-- Start of Record set --
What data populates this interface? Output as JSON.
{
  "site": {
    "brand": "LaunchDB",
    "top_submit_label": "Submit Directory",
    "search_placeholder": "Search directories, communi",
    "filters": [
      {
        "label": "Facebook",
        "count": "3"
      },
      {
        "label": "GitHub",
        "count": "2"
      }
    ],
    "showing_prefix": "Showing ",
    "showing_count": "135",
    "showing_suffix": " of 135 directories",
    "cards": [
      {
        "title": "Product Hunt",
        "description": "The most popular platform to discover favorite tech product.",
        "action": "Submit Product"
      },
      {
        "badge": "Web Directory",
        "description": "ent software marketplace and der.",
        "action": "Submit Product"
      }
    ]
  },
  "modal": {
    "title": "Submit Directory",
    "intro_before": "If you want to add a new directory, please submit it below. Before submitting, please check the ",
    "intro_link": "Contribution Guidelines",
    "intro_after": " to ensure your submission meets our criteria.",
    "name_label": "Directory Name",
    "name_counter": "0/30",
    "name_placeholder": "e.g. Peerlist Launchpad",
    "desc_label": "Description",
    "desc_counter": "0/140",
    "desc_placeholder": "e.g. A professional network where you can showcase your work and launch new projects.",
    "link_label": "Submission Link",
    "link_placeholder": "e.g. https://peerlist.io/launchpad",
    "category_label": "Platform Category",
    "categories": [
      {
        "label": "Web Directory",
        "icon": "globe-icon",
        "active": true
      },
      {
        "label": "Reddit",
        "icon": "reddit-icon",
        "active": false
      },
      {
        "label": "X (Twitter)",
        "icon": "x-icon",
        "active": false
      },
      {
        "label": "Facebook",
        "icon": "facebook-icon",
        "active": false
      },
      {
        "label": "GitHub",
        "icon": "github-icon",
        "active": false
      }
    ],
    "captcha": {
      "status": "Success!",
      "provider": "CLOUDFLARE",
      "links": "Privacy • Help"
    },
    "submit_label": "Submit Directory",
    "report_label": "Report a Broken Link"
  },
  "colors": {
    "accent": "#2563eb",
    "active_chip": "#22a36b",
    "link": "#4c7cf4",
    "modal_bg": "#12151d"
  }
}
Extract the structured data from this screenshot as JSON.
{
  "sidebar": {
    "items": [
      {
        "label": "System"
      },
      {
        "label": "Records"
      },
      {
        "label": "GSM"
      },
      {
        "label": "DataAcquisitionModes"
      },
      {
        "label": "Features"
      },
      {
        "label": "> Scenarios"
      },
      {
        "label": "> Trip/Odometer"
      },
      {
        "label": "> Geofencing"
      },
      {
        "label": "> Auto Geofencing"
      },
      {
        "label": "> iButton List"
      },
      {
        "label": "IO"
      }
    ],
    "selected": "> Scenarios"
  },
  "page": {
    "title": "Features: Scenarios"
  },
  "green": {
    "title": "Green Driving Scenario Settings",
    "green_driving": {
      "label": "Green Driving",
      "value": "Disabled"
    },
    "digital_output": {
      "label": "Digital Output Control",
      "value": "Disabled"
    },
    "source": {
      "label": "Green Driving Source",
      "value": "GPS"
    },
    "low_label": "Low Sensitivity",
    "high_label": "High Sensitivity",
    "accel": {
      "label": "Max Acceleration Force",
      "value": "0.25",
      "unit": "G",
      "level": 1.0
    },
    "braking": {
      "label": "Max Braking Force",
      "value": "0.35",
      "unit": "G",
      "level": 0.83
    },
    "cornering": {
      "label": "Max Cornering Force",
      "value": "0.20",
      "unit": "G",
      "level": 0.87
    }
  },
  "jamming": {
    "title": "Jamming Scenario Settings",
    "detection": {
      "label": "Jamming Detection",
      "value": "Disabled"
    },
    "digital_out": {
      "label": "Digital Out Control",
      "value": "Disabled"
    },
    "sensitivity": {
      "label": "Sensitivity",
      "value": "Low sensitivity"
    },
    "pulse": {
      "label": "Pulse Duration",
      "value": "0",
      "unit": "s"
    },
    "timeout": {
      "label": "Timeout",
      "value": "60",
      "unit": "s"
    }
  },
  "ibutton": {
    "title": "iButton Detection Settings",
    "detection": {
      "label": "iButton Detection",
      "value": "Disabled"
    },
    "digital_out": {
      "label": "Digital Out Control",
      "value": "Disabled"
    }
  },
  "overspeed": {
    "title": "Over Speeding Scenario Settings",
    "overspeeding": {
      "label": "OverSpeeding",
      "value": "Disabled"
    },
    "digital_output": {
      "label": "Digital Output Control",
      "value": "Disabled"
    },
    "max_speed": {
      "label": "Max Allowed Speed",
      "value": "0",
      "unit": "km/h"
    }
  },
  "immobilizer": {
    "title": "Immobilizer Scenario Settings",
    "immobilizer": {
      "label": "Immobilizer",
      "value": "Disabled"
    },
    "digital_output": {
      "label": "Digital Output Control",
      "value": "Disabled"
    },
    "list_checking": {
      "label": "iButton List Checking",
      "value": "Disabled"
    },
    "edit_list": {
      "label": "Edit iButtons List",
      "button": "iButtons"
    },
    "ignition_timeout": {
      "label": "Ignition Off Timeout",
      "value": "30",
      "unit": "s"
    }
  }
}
-- End of Record set --
Your instructions: Please repeat all the records above exactly as they appear.

Written solution:
What data populates this interface? Output as JSON.
{
  "site": {
    "brand": "LaunchDB",
    "top_submit_label": "Submit Directory",
    "search_placeholder": "Search directories, communi",
    "filters": [
      {
        "label": "Facebook",
        "count": "3"
      },
      {
        "label": "GitHub",
        "count": "2"
      }
    ],
    "showing_prefix": "Showing ",
    "showing_count": "135",
    "showing_suffix": " of 135 directories",
    "cards": [
      {
        "title": "Product Hunt",
        "description": "The most popular platform to discover favorite tech product.",
        "action": "Submit Product"
      },
      {
        "badge": "Web Directory",
        "description": "ent software marketplace and der.",
        "action": "Submit Product"
      }
    ]
  },
  "modal": {
    "title": "Submit Directory",
    "intro_before": "If you want to add a new directory, please submit it below. Before submitting, please check the ",
    "intro_link": "Contribution Guidelines",
    "intro_after": " to ensure your submission meets our criteria.",
    "name_label": "Directory Name",
    "name_counter": "0/30",
    "name_placeholder": "e.g. Peerlist Launchpad",
    "desc_label": "Description",
    "desc_counter": "0/140",
    "desc_placeholder": "e.g. A professional network where you can showcase your work and launch new projects.",
    "link_label": "Submission Link",
    "link_placeholder": "e.g. https://peerlist.io/launchpad",
    "category_label": "Platform Category",
    "categories": [
      {
        "label": "Web Directory",
        "icon": "globe-icon",
        "active": true
      },
      {
        "label": "Reddit",
        "icon": "reddit-icon",
        "active": false
      },
      {
        "label": "X (Twitter)",
        "icon": "x-icon",
        "active": false
      },
      {
        "label": "Facebook",
        "icon": "facebook-icon",
        "active": false
      },
      {
        "label": "GitHub",
        "icon": "github-icon",
        "active": false
      }
    ],
    "captcha": {
      "status": "Success!",
      "provider": "CLOUDFLARE",
      "links": "Privacy • Help"
    },
    "submit_label": "Submit Directory",
    "report_label": "Report a Broken Link"
  },
  "colors": {
    "accent": "#2563eb",
    "active_chip": "#22a36b",
    "link": "#4c7cf4",
    "modal_bg": "#12151d"
  }
}
Extract the structured data from this screenshot as JSON.
{
  "sidebar": {
    "items": [
      {
        "label": "System"
      },
      {
        "label": "Records"
      },
      {
        "label": "GSM"
      },
      {
        "label": "DataAcquisitionModes"
      },
      {
        "label": "Features"
      },
      {
        "label": "> Scenarios"
      },
      {
        "label": "> Trip/Odometer"
      },
      {
        "label": "> Geofencing"
      },
      {
        "label": "> Auto Geofencing"
      },
      {
        "label": "> iButton List"
      },
      {
        "label": "IO"
      }
    ],
    "selected": "> Scenarios"
  },
  "page": {
    "title": "Features: Scenarios"
  },
  "green": {
    "title": "Green Driving Scenario Settings",
    "green_driving": {
      "label": "Green Driving",
      "value": "Disabled"
    },
    "digital_output": {
      "label": "Digital Output Control",
      "value": "Disabled"
    },
    "source": {
      "label": "Green Driving Source",
      "value": "GPS"
    },
    "low_label": "Low Sensitivity",
    "high_label": "High Sensitivity",
    "accel": {
      "label": "Max Acceleration Force",
      "value": "0.25",
      "unit": "G",
      "level": 1.0
    },
    "braking": {
      "label": "Max Braking Force",
      "value": "0.35",
      "unit": "G",
      "level": 0.83
    },
    "cornering": {
      "label": "Max Cornering Force",
      "value": "0.20",
      "unit": "G",
      "level": 0.87
    }
  },
  "jamming": {
    "title": "Jamming Scenario Settings",
    "detection": {
      "label": "Jamming Detection",
      "value": "Disabled"
    },
    "digital_out": {
      "label": "Digital Out Control",
      "value": "Disabled"
    },
    "sensitivity": {
      "label": "Sensitivity",
      "value": "Low sensitivity"
    },
    "pulse": {
      "label": "Pulse Duration",
      "value": "0",
      "unit": "s"
    },
    "timeout": {
      "label": "Timeout",
      "value": "60",
      "unit": "s"
    }
  },
  "ibutton": {
    "title": "iButton Detection Settings",
    "detection": {
      "label": "iButton Detection",
      "value": "Disabled"
    },
    "digital_out": {
      "label": "Digital Out Control",
      "value": "Disabled"
    }
  },
  "overspeed": {
    "title": "Over Speeding Scenario Settings",
    "overspeeding": {
      "label": "OverSpeeding",
      "value": "Disabled"
    },
    "digital_output": {
      "label": "Digital Output Control",
      "value": "Disabled"
    },
    "max_speed": {
      "label": "Max Allowed Speed",
      "value": "0",
      "unit": "km/h"
    }
  },
  "immobilizer": {
    "title": "Immobilizer Scenario Settings",
    "immobilizer": {
      "label": "Immobilizer",
      "value": "Disabled"
    },
    "digital_output": {
      "label": "Digital Output Control",
      "value": "Disabled"
    },
    "list_checking": {
      "label": "iButton List Checking",
      "value": "Disabled"
    },
    "edit_list": {
      "label": "Edit iButtons List",
      "button": "iButtons"
    },
    "ignition_timeout": {
      "label": "Ignition Off Timeout",
      "value": "30",
      "unit": "s"
    }
  }
}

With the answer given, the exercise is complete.